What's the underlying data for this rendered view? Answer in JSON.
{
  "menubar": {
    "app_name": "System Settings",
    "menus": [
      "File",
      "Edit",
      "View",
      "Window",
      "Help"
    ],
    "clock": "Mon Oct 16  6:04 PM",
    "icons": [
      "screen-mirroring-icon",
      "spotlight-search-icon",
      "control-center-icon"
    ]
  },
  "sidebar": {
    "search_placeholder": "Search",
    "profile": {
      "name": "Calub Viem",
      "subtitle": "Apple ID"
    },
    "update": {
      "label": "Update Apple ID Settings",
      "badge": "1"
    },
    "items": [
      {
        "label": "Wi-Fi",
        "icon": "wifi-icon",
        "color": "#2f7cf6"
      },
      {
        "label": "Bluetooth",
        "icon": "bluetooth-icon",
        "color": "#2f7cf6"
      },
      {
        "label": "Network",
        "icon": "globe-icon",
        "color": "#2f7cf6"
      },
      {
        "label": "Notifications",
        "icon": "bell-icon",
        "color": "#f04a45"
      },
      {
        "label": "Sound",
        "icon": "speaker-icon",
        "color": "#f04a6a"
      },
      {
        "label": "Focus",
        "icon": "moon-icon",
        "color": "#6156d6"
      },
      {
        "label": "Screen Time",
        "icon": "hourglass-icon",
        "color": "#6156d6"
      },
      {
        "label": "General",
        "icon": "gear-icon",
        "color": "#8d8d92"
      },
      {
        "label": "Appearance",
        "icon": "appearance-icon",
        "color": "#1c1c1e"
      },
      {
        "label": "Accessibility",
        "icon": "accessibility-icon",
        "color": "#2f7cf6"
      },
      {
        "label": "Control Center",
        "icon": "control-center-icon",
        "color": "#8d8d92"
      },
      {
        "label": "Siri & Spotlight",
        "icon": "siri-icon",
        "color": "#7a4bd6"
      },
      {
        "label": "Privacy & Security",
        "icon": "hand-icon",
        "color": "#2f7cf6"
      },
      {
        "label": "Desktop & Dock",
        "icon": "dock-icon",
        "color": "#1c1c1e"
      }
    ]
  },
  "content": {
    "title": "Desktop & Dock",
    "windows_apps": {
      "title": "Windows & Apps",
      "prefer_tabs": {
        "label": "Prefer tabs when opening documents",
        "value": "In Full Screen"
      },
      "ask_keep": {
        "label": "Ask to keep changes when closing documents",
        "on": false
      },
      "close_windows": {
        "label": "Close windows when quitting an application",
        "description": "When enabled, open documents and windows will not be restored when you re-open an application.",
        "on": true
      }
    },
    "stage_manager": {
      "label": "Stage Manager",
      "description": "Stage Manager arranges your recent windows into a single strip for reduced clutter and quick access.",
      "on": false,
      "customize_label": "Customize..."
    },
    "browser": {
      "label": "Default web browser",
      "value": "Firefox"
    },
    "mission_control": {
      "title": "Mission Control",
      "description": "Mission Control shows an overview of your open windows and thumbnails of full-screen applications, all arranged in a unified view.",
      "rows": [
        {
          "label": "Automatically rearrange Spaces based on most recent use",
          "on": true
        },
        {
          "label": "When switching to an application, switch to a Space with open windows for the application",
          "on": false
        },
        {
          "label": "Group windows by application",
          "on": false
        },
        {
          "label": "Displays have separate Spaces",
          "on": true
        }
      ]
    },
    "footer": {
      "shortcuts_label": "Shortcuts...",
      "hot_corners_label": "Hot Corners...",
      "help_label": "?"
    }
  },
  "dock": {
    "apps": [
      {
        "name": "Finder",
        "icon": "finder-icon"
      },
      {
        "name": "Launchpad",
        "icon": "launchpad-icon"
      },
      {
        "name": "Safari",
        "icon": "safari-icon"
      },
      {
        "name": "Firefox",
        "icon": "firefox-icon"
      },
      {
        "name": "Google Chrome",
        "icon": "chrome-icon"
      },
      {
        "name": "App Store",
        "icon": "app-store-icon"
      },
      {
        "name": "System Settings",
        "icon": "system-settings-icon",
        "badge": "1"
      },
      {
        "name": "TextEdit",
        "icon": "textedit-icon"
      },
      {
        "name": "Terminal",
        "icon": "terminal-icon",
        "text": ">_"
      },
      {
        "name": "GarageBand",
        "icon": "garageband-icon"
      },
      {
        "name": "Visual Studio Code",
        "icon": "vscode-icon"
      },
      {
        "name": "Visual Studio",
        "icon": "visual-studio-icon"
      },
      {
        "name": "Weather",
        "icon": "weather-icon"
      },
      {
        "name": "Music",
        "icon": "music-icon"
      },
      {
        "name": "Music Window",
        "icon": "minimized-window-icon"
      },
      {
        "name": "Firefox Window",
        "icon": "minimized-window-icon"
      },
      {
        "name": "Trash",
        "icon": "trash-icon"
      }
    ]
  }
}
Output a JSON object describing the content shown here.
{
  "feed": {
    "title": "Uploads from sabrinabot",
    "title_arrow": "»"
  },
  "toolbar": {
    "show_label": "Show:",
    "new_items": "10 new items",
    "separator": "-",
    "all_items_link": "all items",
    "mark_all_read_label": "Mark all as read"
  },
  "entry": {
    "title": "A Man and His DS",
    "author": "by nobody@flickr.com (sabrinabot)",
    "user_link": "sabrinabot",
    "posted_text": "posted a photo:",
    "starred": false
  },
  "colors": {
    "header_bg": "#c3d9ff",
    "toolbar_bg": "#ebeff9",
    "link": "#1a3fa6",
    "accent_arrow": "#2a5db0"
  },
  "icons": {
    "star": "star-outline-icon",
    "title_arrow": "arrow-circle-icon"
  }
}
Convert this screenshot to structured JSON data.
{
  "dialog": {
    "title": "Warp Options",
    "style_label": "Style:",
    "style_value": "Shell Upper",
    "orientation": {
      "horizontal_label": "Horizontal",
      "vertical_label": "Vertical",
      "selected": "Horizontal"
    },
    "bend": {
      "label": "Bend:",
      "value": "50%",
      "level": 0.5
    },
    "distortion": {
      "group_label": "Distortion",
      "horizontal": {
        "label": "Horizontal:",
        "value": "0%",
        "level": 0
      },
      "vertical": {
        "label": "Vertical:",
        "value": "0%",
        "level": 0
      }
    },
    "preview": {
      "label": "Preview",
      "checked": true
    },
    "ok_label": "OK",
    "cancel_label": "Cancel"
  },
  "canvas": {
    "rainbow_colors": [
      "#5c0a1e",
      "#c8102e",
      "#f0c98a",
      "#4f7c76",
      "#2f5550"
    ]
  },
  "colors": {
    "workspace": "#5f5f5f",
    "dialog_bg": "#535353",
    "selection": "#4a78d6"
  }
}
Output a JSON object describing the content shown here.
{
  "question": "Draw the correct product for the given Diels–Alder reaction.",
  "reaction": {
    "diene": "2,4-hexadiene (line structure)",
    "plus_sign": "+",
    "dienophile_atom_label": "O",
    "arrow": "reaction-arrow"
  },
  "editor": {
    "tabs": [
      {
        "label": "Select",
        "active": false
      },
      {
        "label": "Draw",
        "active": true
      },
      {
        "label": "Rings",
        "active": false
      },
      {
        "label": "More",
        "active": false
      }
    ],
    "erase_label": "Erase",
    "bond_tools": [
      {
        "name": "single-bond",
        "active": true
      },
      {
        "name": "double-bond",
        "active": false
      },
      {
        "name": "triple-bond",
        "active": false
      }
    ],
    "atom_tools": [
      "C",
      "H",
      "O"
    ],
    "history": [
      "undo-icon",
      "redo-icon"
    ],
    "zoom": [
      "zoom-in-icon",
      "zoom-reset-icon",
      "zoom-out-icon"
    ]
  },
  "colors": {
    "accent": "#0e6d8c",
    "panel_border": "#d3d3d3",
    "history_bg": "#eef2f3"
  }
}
++++++++++
**Short problem**
Read the entries and select each line where the word "zoom" is found.

**Task solution**
    "zoom": [
      "zoom-in-icon",
      "zoom-reset-icon",
      "zoom-out-icon"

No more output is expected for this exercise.